◆ Task brief ◆
Reproduce every one of the rows below word for word, line by line, without changing anything.

◆ Record extracts ◆
start
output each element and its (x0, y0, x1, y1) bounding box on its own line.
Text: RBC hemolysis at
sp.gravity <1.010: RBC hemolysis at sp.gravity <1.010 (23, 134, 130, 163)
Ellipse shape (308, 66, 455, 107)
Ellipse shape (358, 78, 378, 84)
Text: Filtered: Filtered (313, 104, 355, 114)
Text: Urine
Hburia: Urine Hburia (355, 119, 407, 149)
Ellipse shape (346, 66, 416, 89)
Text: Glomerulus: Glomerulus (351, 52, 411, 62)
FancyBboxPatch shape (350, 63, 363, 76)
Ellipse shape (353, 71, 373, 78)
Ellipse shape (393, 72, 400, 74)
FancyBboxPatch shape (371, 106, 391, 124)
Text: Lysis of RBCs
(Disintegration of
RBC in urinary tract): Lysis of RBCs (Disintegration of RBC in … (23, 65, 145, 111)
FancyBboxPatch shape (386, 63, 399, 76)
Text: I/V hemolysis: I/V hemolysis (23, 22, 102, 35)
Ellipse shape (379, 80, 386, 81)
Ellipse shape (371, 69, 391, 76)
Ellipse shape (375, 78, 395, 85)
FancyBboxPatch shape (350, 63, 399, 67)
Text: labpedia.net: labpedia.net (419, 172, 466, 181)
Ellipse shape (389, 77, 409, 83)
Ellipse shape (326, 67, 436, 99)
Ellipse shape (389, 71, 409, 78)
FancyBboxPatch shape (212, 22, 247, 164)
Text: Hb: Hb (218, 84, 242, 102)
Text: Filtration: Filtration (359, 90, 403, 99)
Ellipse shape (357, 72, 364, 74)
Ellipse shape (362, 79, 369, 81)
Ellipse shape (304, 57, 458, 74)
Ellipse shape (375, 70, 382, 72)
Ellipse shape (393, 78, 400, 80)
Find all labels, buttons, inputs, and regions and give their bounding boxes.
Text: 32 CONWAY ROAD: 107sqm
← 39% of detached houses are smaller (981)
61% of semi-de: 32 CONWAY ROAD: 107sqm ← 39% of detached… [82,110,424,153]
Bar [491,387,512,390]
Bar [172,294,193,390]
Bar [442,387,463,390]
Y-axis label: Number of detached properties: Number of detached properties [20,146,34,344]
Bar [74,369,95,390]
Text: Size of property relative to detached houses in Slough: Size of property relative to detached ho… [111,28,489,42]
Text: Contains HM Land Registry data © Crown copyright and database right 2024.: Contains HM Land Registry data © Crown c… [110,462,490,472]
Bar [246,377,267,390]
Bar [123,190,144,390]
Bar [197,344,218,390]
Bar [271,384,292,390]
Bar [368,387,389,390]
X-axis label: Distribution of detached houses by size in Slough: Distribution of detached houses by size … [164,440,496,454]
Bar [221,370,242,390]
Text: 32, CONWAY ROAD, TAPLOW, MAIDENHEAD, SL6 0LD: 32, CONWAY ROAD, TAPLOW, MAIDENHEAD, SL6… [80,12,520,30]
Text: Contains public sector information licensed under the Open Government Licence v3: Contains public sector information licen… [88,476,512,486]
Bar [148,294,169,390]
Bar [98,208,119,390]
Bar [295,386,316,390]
end
◆ Exercise solution ◆
output each element and its (x0, y0, x1, y1) bounding box on its own line.
Text: RBC hemolysis at
sp.gravity <1.010: RBC hemolysis at sp.gravity <1.010 (23, 134, 130, 163)
Ellipse shape (308, 66, 455, 107)
Ellipse shape (358, 78, 378, 84)
Text: Filtered: Filtered (313, 104, 355, 114)
Text: Urine
Hburia: Urine Hburia (355, 119, 407, 149)
Ellipse shape (346, 66, 416, 89)
Text: Glomerulus: Glomerulus (351, 52, 411, 62)
FancyBboxPatch shape (350, 63, 363, 76)
Ellipse shape (353, 71, 373, 78)
Ellipse shape (393, 72, 400, 74)
FancyBboxPatch shape (371, 106, 391, 124)
Text: Lysis of RBCs
(Disintegration of
RBC in urinary tract): Lysis of RBCs (Disintegration of RBC in … (23, 65, 145, 111)
FancyBboxPatch shape (386, 63, 399, 76)
Text: I/V hemolysis: I/V hemolysis (23, 22, 102, 35)
Ellipse shape (379, 80, 386, 81)
Ellipse shape (371, 69, 391, 76)
Ellipse shape (375, 78, 395, 85)
FancyBboxPatch shape (350, 63, 399, 67)
Text: labpedia.net: labpedia.net (419, 172, 466, 181)
Ellipse shape (389, 77, 409, 83)
Ellipse shape (326, 67, 436, 99)
Ellipse shape (389, 71, 409, 78)
FancyBboxPatch shape (212, 22, 247, 164)
Text: Hb: Hb (218, 84, 242, 102)
Text: Filtration: Filtration (359, 90, 403, 99)
Ellipse shape (357, 72, 364, 74)
Ellipse shape (362, 79, 369, 81)
Ellipse shape (304, 57, 458, 74)
Ellipse shape (375, 70, 382, 72)
Ellipse shape (393, 78, 400, 80)
Find all labels, buttons, inputs, and regions and give their bounding boxes.
Text: 32 CONWAY ROAD: 107sqm
← 39% of detached houses are smaller (981)
61% of semi-de: 32 CONWAY ROAD: 107sqm ← 39% of detached… [82,110,424,153]
Bar [491,387,512,390]
Bar [172,294,193,390]
Bar [442,387,463,390]
Y-axis label: Number of detached properties: Number of detached properties [20,146,34,344]
Bar [74,369,95,390]
Text: Size of property relative to detached houses in Slough: Size of property relative to detached ho… [111,28,489,42]
Text: Contains HM Land Registry data © Crown copyright and database right 2024.: Contains HM Land Registry data © Crown c… [110,462,490,472]
Bar [246,377,267,390]
Bar [123,190,144,390]
Bar [197,344,218,390]
Bar [271,384,292,390]
Bar [368,387,389,390]
X-axis label: Distribution of detached houses by size in Slough: Distribution of detached houses by size … [164,440,496,454]
Bar [221,370,242,390]
Text: 32, CONWAY ROAD, TAPLOW, MAIDENHEAD, SL6 0LD: 32, CONWAY ROAD, TAPLOW, MAIDENHEAD, SL6… [80,12,520,30]
Text: Contains public sector information licensed under the Open Government Licence v3: Contains public sector information licen… [88,476,512,486]
Bar [148,294,169,390]
Bar [98,208,119,390]
Bar [295,386,316,390]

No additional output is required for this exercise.